[A block of data]
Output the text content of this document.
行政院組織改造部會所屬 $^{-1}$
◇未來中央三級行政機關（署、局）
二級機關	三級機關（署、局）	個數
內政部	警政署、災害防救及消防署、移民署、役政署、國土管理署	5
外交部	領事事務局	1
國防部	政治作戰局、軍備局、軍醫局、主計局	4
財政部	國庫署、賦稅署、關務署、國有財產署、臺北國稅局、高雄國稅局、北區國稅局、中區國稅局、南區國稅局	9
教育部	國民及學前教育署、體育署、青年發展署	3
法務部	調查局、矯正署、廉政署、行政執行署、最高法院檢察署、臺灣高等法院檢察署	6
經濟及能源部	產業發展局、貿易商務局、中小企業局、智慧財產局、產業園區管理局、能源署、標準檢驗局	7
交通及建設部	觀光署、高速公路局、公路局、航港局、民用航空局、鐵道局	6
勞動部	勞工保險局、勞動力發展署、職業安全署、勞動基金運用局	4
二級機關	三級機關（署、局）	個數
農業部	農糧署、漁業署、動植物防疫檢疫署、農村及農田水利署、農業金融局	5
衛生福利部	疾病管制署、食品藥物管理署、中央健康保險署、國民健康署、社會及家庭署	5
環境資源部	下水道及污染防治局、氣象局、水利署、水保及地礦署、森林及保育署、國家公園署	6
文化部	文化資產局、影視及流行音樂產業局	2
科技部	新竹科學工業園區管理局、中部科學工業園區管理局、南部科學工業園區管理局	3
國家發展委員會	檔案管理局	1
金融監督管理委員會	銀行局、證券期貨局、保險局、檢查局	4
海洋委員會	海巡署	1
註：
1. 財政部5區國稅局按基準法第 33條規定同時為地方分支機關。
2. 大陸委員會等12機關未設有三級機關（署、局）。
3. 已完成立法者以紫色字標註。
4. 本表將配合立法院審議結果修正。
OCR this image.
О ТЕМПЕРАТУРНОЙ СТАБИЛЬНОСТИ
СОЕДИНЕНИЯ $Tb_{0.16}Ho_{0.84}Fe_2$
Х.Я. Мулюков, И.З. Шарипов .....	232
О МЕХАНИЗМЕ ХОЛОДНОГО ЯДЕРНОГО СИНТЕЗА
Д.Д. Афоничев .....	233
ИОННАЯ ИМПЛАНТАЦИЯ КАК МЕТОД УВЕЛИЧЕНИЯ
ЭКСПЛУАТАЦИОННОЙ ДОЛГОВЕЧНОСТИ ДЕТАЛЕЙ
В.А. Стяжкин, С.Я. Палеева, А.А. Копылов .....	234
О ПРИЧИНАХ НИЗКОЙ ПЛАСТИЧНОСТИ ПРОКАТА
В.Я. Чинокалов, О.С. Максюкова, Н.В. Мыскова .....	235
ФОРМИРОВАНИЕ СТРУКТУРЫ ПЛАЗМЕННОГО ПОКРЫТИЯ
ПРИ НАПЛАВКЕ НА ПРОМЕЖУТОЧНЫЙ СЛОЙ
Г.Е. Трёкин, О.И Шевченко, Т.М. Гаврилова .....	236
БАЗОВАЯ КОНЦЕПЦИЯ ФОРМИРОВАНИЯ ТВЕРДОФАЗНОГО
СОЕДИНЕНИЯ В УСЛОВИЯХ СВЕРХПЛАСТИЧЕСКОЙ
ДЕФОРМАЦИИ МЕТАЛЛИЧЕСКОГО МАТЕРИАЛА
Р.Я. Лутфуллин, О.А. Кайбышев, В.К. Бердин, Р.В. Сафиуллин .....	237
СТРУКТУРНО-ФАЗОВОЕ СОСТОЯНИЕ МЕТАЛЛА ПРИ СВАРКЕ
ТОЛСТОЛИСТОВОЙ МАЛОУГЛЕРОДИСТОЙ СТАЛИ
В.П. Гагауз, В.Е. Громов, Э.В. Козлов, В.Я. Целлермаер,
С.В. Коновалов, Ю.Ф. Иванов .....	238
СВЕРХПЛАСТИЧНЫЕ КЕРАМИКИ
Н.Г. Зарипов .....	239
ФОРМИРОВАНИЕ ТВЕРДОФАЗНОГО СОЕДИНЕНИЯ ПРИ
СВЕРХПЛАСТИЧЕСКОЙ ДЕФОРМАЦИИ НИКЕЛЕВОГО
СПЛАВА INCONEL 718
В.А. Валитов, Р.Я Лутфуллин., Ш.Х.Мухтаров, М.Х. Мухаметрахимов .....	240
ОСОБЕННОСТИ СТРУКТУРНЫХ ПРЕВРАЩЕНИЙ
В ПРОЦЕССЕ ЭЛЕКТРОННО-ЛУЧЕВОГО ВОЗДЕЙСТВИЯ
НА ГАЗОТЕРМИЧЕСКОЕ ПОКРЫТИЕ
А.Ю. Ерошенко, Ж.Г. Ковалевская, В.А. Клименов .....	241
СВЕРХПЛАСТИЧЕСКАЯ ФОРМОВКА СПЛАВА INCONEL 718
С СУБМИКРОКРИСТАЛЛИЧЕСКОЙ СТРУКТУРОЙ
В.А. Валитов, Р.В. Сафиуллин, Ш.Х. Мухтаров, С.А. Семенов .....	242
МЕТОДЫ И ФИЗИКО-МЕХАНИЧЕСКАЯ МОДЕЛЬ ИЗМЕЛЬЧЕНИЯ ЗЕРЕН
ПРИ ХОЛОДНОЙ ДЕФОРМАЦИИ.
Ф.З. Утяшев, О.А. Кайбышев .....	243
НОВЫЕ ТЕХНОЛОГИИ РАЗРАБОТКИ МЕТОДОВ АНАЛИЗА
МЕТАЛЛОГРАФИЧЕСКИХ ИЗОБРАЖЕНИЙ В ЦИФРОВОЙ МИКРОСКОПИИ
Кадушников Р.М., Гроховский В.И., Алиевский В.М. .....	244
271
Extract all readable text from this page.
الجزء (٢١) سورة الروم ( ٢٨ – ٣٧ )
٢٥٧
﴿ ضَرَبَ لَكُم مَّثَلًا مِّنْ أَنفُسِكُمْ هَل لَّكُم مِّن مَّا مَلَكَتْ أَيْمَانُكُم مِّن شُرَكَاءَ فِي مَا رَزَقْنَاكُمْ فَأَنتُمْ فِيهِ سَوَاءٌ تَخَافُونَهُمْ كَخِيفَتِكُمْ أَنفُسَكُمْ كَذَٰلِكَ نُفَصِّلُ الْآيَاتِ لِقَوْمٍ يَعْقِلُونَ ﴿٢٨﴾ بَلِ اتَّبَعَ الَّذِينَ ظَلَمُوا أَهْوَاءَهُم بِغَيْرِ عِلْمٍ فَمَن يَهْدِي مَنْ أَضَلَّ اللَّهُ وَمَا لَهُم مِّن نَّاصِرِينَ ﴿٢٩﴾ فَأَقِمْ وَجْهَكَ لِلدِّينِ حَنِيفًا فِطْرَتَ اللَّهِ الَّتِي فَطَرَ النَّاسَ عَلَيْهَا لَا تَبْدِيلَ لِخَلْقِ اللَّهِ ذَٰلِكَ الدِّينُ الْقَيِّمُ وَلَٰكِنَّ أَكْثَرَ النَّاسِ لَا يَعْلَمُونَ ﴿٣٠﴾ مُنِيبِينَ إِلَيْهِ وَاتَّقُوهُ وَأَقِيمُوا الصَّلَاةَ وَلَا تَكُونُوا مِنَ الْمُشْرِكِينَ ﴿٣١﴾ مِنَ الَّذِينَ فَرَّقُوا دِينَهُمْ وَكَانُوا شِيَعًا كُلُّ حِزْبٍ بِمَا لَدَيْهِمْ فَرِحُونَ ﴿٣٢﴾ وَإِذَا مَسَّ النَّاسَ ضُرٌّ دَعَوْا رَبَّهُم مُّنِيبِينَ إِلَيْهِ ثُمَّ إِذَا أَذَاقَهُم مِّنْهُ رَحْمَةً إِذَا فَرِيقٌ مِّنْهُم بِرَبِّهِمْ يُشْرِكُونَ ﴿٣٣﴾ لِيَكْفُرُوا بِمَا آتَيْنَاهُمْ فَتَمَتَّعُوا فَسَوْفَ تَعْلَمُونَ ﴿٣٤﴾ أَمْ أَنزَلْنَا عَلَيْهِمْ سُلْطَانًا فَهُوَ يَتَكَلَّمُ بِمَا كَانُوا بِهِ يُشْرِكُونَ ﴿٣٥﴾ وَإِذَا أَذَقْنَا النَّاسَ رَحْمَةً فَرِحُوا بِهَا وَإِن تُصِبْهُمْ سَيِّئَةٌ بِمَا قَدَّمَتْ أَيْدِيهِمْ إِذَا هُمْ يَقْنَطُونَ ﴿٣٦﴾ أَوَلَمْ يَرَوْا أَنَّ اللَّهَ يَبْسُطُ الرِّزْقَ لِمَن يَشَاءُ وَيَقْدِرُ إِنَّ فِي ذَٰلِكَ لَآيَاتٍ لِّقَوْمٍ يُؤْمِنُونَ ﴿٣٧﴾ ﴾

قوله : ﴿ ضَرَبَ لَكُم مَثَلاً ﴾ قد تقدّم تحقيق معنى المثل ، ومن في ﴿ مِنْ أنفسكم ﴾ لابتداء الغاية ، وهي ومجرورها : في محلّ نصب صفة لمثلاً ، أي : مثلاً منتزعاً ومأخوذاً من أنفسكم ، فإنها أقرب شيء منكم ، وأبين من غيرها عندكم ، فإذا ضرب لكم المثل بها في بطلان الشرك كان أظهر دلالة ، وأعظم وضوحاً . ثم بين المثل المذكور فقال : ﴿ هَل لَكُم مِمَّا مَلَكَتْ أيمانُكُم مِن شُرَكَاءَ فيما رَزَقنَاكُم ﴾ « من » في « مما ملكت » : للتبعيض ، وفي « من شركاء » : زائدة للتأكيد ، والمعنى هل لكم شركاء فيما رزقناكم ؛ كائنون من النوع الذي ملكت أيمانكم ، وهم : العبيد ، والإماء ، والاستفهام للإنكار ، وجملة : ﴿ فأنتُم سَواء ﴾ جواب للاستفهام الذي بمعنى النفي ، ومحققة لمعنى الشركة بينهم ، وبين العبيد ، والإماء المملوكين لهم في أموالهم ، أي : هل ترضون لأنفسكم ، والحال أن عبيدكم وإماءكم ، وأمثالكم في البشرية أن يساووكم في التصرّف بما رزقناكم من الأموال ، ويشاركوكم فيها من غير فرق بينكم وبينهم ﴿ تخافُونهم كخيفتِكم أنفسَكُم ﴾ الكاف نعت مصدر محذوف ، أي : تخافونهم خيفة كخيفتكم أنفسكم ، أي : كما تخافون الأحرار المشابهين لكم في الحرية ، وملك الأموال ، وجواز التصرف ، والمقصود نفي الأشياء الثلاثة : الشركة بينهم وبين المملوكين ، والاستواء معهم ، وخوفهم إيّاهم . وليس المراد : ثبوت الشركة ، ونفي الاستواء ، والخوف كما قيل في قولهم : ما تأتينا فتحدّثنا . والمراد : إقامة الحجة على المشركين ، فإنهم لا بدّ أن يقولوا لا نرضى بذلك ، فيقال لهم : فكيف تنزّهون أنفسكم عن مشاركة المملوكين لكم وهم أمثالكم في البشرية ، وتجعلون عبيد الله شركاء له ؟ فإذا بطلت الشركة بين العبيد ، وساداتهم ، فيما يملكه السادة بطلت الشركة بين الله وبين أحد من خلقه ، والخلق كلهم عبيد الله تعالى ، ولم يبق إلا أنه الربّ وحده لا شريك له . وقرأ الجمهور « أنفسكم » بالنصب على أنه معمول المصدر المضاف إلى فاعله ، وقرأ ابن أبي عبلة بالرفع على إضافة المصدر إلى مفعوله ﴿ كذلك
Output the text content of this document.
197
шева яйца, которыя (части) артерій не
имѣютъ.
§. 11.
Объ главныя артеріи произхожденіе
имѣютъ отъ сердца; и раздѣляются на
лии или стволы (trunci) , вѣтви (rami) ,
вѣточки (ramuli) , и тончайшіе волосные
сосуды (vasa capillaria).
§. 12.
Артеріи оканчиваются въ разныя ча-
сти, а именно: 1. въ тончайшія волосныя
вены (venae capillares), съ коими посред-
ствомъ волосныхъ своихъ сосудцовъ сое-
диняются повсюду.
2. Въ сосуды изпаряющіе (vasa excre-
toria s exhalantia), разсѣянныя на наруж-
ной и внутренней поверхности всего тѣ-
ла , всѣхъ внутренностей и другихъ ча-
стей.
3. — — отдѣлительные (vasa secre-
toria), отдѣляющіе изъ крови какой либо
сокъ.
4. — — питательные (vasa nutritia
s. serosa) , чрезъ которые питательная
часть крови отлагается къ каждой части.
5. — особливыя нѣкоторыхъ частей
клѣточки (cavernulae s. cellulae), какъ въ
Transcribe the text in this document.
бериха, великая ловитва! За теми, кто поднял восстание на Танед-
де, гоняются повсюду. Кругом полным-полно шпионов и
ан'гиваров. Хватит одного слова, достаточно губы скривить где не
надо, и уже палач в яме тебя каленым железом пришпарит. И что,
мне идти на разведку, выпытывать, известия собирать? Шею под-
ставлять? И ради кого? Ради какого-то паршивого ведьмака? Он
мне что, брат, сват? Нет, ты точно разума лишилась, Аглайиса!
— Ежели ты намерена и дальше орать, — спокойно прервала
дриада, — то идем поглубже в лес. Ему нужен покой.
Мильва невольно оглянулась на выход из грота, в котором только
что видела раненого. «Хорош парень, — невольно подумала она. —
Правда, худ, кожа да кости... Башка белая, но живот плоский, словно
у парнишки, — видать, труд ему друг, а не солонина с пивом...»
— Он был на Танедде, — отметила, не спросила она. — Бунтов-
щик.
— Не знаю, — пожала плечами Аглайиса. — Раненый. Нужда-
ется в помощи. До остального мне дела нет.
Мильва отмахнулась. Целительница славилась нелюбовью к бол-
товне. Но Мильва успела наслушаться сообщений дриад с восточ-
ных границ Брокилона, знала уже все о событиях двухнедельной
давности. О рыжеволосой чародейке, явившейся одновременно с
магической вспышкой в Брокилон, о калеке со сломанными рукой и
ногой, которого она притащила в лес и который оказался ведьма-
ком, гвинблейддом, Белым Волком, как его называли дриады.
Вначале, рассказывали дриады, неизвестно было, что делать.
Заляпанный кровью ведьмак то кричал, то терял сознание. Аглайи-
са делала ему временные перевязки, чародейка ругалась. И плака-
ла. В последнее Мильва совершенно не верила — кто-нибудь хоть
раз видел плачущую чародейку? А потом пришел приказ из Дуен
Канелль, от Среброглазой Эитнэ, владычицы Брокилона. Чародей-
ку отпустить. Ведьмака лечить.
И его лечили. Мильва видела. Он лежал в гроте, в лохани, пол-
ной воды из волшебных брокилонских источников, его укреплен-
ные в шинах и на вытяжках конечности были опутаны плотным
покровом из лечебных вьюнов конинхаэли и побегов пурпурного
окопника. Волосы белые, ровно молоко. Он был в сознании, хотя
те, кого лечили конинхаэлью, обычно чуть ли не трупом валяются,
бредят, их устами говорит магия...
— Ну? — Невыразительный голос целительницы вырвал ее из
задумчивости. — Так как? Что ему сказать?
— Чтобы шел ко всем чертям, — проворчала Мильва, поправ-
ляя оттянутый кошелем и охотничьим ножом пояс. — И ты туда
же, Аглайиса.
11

Problem: Copy all lines from the material that contain "крови".

Solution to the problem:
toria), отдѣляющіе изъ крови какой либо
часть крови отлагается къ каждой части.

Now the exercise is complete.